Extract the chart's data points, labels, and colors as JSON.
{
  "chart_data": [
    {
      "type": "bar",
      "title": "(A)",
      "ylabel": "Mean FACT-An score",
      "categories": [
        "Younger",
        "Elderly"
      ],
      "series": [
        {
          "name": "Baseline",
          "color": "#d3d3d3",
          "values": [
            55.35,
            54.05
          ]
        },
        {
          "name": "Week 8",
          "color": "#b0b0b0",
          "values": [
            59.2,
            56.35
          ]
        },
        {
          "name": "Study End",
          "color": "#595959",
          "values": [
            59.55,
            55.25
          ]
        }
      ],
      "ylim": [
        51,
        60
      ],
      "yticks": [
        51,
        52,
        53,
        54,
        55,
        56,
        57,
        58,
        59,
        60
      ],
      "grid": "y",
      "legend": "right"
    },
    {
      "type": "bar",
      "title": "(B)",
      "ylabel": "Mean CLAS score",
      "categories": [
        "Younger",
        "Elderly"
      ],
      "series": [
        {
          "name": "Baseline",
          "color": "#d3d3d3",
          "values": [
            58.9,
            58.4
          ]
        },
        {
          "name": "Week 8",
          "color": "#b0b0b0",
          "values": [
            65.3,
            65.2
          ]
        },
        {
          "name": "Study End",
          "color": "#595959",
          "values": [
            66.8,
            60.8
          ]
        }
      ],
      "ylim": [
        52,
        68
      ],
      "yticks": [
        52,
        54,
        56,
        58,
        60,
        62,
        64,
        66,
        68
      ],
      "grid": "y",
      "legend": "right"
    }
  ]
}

▸ Given task
Restate every record exactly, leaving nothing out.

▸ Final result
Extract the chart's data points, labels, and colors as JSON.
{
  "chart_data": [
    {
      "type": "bar",
      "title": "(A)",
      "ylabel": "Mean FACT-An score",
      "categories": [
        "Younger",
        "Elderly"
      ],
      "series": [
        {
          "name": "Baseline",
          "color": "#d3d3d3",
          "values": [
            55.35,
            54.05
          ]
        },
        {
          "name": "Week 8",
          "color": "#b0b0b0",
          "values": [
            59.2,
            56.35
          ]
        },
        {
          "name": "Study End",
          "color": "#595959",
          "values": [
            59.55,
            55.25
          ]
        }
      ],
      "ylim": [
        51,
        60
      ],
      "yticks": [
        51,
        52,
        53,
        54,
        55,
        56,
        57,
        58,
        59,
        60
      ],
      "grid": "y",
      "legend": "right"
    },
    {
      "type": "bar",
      "title": "(B)",
      "ylabel": "Mean CLAS score",
      "categories": [
        "Younger",
        "Elderly"
      ],
      "series": [
        {
          "name": "Baseline",
          "color": "#d3d3d3",
          "values": [
            58.9,
            58.4
          ]
        },
        {
          "name": "Week 8",
          "color": "#b0b0b0",
          "values": [
            65.3,
            65.2
          ]
        },
        {
          "name": "Study End",
          "color": "#595959",
          "values": [
            66.8,
            60.8
          ]
        }
      ],
      "ylim": [
        52,
        68
      ],
      "yticks": [
        52,
        54,
        56,
        58,
        60,
        62,
        64,
        66,
        68
      ],
      "grid": "y",
      "legend": "right"
    }
  ]
}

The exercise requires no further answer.